§ **Record extracts**:
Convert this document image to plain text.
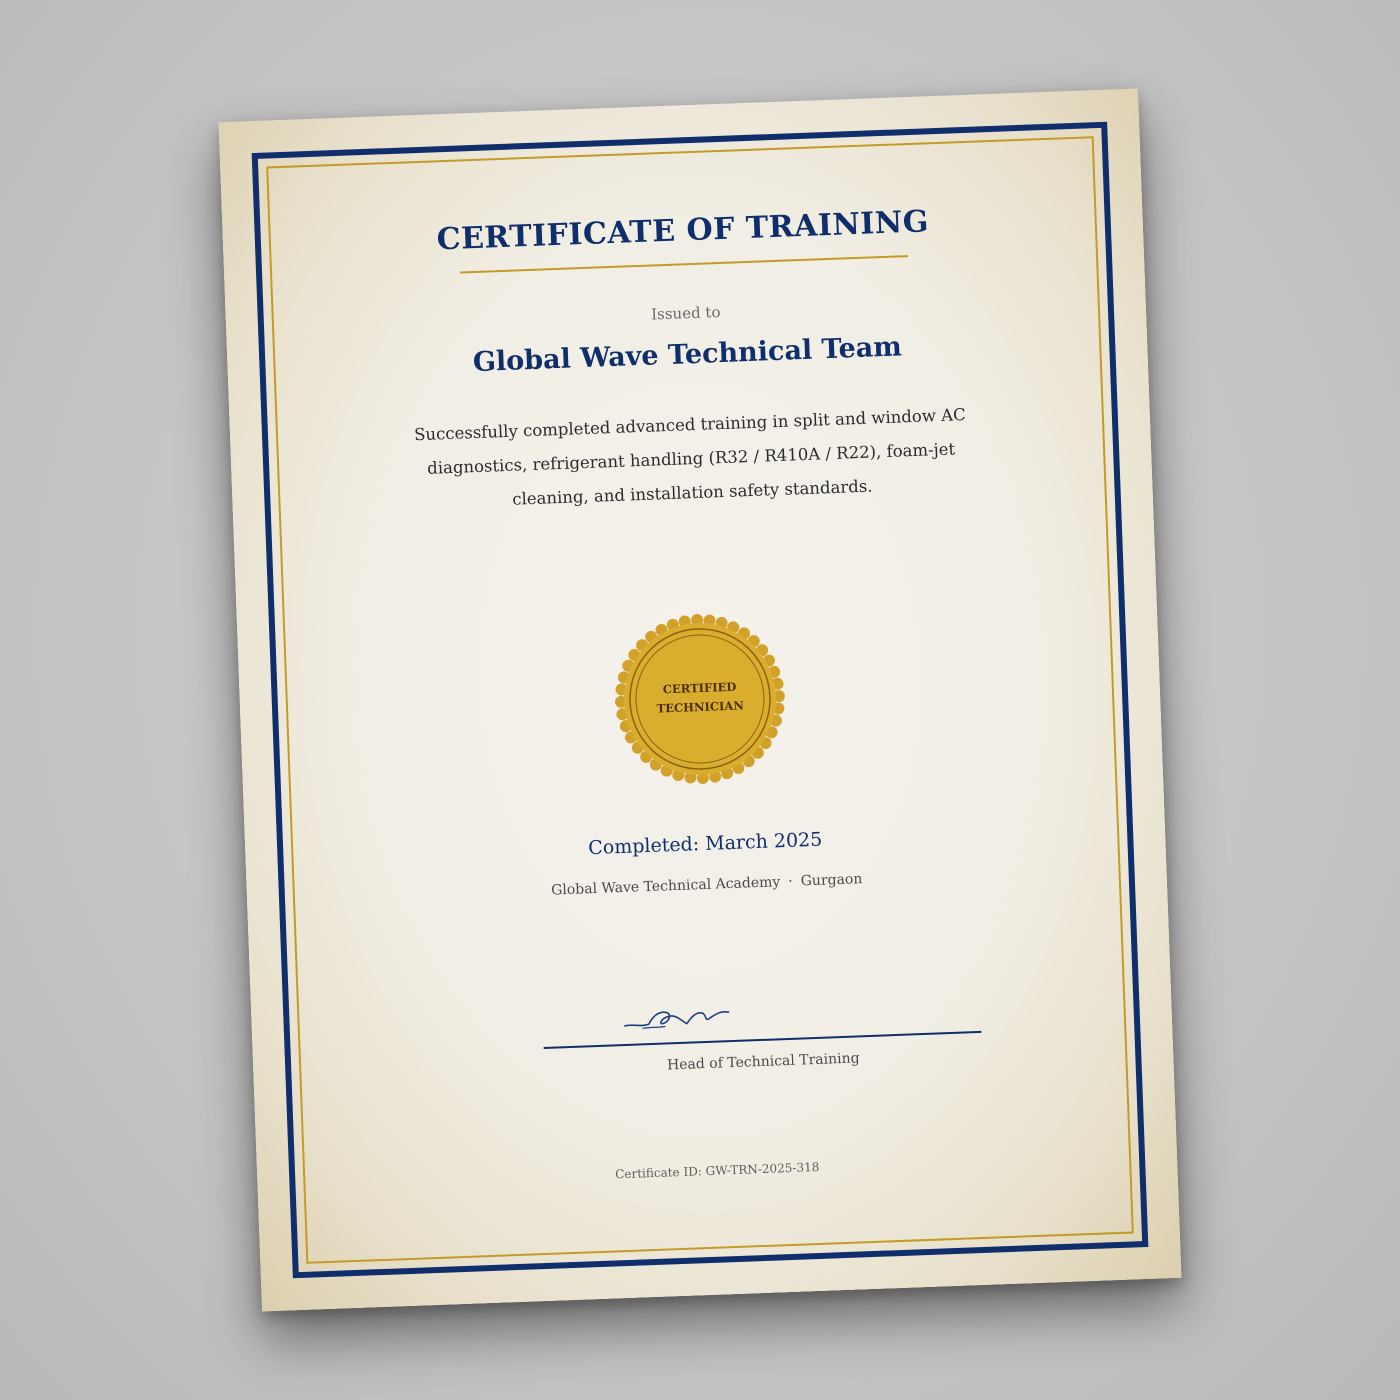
CERTIFICATE OF TRAINING
Issued to
Global Wave Technical Team
Successfully completed advanced training in split and window AC diagnostics, refrigerant handling (R32 / R410A / R22), foam-jet cleaning, and installation safety standards.
CERTIFIED
TECHNICIAN
Completed: March 2025
Global Wave Technical Academy · Gurgaon
Head of Technical Training
Certificate ID: GW-TRN-2025-318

§ **Aim of the task**:
Which lines hold the string "Technical"? List them all.

§ **Final result**:
Global Wave Technical Team
Global Wave Technical Academy · Gurgaon
Head of Technical Training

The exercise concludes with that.